(Source records)
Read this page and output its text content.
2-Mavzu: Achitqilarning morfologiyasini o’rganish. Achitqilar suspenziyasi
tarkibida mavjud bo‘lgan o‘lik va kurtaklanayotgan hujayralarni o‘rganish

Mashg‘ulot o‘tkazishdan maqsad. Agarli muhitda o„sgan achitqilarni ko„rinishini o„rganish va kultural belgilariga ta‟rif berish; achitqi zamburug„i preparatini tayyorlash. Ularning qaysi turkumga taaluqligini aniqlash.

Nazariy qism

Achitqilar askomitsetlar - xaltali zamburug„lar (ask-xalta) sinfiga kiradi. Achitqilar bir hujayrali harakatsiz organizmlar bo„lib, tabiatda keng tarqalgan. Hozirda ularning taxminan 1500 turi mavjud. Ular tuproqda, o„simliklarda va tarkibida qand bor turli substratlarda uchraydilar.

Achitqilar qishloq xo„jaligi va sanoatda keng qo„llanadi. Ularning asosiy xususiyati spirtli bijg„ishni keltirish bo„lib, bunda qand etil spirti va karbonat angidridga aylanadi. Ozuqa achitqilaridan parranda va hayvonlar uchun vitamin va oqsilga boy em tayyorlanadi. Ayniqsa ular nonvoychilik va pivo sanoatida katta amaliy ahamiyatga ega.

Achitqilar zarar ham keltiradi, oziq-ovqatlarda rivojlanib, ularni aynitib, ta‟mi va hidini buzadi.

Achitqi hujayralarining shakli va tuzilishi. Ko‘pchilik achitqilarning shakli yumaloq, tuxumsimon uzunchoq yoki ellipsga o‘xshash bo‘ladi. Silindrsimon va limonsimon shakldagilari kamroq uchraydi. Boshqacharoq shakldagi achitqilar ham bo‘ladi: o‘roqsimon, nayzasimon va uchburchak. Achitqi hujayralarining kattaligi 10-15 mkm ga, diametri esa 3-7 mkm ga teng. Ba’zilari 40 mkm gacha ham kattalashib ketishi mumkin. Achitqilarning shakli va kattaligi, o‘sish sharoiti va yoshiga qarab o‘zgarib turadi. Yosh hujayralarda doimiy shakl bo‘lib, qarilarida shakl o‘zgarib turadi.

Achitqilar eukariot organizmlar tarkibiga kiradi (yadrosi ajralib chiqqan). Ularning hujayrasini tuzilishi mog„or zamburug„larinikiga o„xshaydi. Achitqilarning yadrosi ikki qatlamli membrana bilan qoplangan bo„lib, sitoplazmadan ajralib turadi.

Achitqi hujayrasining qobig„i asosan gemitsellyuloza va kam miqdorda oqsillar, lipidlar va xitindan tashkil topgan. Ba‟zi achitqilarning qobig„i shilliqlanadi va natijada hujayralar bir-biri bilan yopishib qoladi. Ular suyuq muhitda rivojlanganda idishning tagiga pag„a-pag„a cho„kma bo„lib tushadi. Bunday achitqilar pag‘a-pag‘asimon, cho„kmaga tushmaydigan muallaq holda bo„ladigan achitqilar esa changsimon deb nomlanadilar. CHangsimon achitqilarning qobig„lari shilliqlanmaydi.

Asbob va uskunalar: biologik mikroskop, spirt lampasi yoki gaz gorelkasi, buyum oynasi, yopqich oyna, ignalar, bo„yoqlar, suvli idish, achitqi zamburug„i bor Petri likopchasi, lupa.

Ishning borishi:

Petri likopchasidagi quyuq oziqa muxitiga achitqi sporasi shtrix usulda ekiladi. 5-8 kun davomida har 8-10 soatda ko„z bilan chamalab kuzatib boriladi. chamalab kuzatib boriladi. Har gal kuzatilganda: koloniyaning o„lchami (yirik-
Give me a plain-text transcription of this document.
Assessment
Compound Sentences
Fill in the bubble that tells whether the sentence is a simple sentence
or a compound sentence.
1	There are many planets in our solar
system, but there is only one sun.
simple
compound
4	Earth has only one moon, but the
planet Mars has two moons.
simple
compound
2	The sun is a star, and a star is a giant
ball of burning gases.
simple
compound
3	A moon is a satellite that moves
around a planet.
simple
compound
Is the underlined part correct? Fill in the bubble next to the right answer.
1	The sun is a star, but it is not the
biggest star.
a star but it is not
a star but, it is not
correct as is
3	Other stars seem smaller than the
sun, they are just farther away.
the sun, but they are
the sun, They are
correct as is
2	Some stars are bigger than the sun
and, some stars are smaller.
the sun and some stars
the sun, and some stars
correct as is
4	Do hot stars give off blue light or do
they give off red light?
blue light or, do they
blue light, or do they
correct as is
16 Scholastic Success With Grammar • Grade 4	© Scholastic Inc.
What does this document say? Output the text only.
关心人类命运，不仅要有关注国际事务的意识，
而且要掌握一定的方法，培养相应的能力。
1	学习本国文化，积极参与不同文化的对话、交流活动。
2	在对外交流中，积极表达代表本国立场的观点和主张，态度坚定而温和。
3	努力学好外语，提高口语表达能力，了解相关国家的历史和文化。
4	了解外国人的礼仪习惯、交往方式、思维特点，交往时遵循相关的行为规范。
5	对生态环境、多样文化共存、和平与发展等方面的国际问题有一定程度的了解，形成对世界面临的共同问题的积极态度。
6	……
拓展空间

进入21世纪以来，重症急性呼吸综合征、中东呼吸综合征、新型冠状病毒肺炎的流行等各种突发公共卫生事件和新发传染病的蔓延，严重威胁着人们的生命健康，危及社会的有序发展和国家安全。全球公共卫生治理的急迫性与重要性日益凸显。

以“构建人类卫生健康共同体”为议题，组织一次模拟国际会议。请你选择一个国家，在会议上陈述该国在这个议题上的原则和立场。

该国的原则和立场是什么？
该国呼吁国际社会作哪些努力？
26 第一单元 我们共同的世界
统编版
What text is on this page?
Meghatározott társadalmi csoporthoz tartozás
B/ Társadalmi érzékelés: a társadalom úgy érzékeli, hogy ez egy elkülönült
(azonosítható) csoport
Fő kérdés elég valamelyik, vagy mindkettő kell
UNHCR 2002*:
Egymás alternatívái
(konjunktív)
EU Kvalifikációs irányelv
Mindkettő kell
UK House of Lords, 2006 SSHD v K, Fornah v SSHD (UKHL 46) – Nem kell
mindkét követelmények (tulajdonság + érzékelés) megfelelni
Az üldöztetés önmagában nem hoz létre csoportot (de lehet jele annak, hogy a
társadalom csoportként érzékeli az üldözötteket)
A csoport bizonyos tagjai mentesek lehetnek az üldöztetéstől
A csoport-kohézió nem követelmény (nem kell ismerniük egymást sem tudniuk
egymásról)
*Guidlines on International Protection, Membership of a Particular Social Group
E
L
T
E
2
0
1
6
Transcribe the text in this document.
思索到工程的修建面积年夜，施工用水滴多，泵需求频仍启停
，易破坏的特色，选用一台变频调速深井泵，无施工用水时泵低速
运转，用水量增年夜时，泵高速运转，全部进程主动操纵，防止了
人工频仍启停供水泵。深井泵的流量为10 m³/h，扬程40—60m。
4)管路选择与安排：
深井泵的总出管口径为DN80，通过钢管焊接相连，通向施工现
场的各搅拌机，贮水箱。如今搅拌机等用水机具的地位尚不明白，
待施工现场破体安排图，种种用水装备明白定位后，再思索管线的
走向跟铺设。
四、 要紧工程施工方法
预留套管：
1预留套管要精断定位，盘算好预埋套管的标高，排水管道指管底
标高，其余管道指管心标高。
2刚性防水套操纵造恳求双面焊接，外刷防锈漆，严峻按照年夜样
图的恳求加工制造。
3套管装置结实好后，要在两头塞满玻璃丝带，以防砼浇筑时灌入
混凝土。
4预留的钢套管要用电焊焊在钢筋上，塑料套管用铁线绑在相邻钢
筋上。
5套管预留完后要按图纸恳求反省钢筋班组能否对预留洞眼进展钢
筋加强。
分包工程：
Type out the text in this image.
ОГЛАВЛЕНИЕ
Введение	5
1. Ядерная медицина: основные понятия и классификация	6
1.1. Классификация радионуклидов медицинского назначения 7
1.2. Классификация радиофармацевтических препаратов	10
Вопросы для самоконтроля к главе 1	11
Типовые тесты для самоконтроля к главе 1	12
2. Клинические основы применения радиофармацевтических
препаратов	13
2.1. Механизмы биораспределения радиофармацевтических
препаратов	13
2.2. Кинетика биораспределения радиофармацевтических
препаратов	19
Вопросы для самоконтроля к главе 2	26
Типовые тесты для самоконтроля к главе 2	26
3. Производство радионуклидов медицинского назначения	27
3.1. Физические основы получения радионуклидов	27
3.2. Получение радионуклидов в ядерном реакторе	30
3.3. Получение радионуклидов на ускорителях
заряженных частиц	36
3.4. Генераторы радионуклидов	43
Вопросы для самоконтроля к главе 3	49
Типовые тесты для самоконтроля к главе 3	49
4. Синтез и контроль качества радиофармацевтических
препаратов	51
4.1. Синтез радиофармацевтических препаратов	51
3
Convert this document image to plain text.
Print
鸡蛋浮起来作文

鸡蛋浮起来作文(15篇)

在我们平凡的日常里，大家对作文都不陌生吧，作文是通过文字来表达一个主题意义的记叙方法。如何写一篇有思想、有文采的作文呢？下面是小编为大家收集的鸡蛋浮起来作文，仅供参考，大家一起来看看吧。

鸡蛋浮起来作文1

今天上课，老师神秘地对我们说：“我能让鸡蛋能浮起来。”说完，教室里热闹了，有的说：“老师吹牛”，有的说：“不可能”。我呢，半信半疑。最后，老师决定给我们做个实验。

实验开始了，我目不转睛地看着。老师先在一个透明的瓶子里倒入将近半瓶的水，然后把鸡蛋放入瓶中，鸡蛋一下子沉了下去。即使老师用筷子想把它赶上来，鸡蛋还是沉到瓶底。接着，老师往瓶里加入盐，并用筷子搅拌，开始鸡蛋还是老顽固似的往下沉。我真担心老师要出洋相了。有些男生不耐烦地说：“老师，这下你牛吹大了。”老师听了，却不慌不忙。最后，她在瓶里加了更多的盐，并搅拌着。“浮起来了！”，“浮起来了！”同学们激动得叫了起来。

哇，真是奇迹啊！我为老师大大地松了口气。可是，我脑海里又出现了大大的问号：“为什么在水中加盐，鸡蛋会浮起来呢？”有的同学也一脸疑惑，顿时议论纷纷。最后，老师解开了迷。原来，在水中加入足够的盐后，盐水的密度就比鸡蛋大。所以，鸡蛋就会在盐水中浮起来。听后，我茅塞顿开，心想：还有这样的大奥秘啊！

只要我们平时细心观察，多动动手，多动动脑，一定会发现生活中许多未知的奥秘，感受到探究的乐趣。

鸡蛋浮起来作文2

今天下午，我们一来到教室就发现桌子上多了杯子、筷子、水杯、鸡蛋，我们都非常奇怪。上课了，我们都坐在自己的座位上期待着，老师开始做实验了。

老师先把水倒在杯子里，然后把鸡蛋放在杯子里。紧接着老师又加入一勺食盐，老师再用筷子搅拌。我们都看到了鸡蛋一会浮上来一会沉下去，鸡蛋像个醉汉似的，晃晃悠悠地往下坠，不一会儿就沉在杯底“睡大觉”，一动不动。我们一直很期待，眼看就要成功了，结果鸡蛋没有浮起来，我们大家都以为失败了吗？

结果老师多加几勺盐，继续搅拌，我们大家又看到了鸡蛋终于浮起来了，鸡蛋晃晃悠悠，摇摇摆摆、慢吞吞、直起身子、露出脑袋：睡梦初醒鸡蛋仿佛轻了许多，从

* Exercise instructions *
Starting at the line that contains "Type out the text in this image.", retype each line through the end of the listing above and nothing else.

* Response for this exercise *
Type out the text in this image.
ОГЛАВЛЕНИЕ
Введение	5
1. Ядерная медицина: основные понятия и классификация	6
1.1. Классификация радионуклидов медицинского назначения 7
1.2. Классификация радиофармацевтических препаратов	10
Вопросы для самоконтроля к главе 1	11
Типовые тесты для самоконтроля к главе 1	12
2. Клинические основы применения радиофармацевтических
препаратов	13
2.1. Механизмы биораспределения радиофармацевтических
препаратов	13
2.2. Кинетика биораспределения радиофармацевтических
препаратов	19
Вопросы для самоконтроля к главе 2	26
Типовые тесты для самоконтроля к главе 2	26
3. Производство радионуклидов медицинского назначения	27
3.1. Физические основы получения радионуклидов	27
3.2. Получение радионуклидов в ядерном реакторе	30
3.3. Получение радионуклидов на ускорителях
заряженных частиц	36
3.4. Генераторы радионуклидов	43
Вопросы для самоконтроля к главе 3	49
Типовые тесты для самоконтроля к главе 3	49
4. Синтез и контроль качества радиофармацевтических
препаратов	51
4.1. Синтез радиофармацевтических препаратов	51
3
Convert this document image to plain text.
Print
鸡蛋浮起来作文

鸡蛋浮起来作文(15篇)

在我们平凡的日常里，大家对作文都不陌生吧，作文是通过文字来表达一个主题意义的记叙方法。如何写一篇有思想、有文采的作文呢？下面是小编为大家收集的鸡蛋浮起来作文，仅供参考，大家一起来看看吧。

鸡蛋浮起来作文1

今天上课，老师神秘地对我们说：“我能让鸡蛋能浮起来。”说完，教室里热闹了，有的说：“老师吹牛”，有的说：“不可能”。我呢，半信半疑。最后，老师决定给我们做个实验。

实验开始了，我目不转睛地看着。老师先在一个透明的瓶子里倒入将近半瓶的水，然后把鸡蛋放入瓶中，鸡蛋一下子沉了下去。即使老师用筷子想把它赶上来，鸡蛋还是沉到瓶底。接着，老师往瓶里加入盐，并用筷子搅拌，开始鸡蛋还是老顽固似的往下沉。我真担心老师要出洋相了。有些男生不耐烦地说：“老师，这下你牛吹大了。”老师听了，却不慌不忙。最后，她在瓶里加了更多的盐，并搅拌着。“浮起来了！”，“浮起来了！”同学们激动得叫了起来。

哇，真是奇迹啊！我为老师大大地松了口气。可是，我脑海里又出现了大大的问号：“为什么在水中加盐，鸡蛋会浮起来呢？”有的同学也一脸疑惑，顿时议论纷纷。最后，老师解开了迷。原来，在水中加入足够的盐后，盐水的密度就比鸡蛋大。所以，鸡蛋就会在盐水中浮起来。听后，我茅塞顿开，心想：还有这样的大奥秘啊！

只要我们平时细心观察，多动动手，多动动脑，一定会发现生活中许多未知的奥秘，感受到探究的乐趣。

鸡蛋浮起来作文2

今天下午，我们一来到教室就发现桌子上多了杯子、筷子、水杯、鸡蛋，我们都非常奇怪。上课了，我们都坐在自己的座位上期待着，老师开始做实验了。

老师先把水倒在杯子里，然后把鸡蛋放在杯子里。紧接着老师又加入一勺食盐，老师再用筷子搅拌。我们都看到了鸡蛋一会浮上来一会沉下去，鸡蛋像个醉汉似的，晃晃悠悠地往下坠，不一会儿就沉在杯底“睡大觉”，一动不动。我们一直很期待，眼看就要成功了，结果鸡蛋没有浮起来，我们大家都以为失败了吗？

结果老师多加几勺盐，继续搅拌，我们大家又看到了鸡蛋终于浮起来了，鸡蛋晃晃悠悠，摇摇摆摆、慢吞吞、直起身子、露出脑袋：睡梦初醒鸡蛋仿佛轻了许多，从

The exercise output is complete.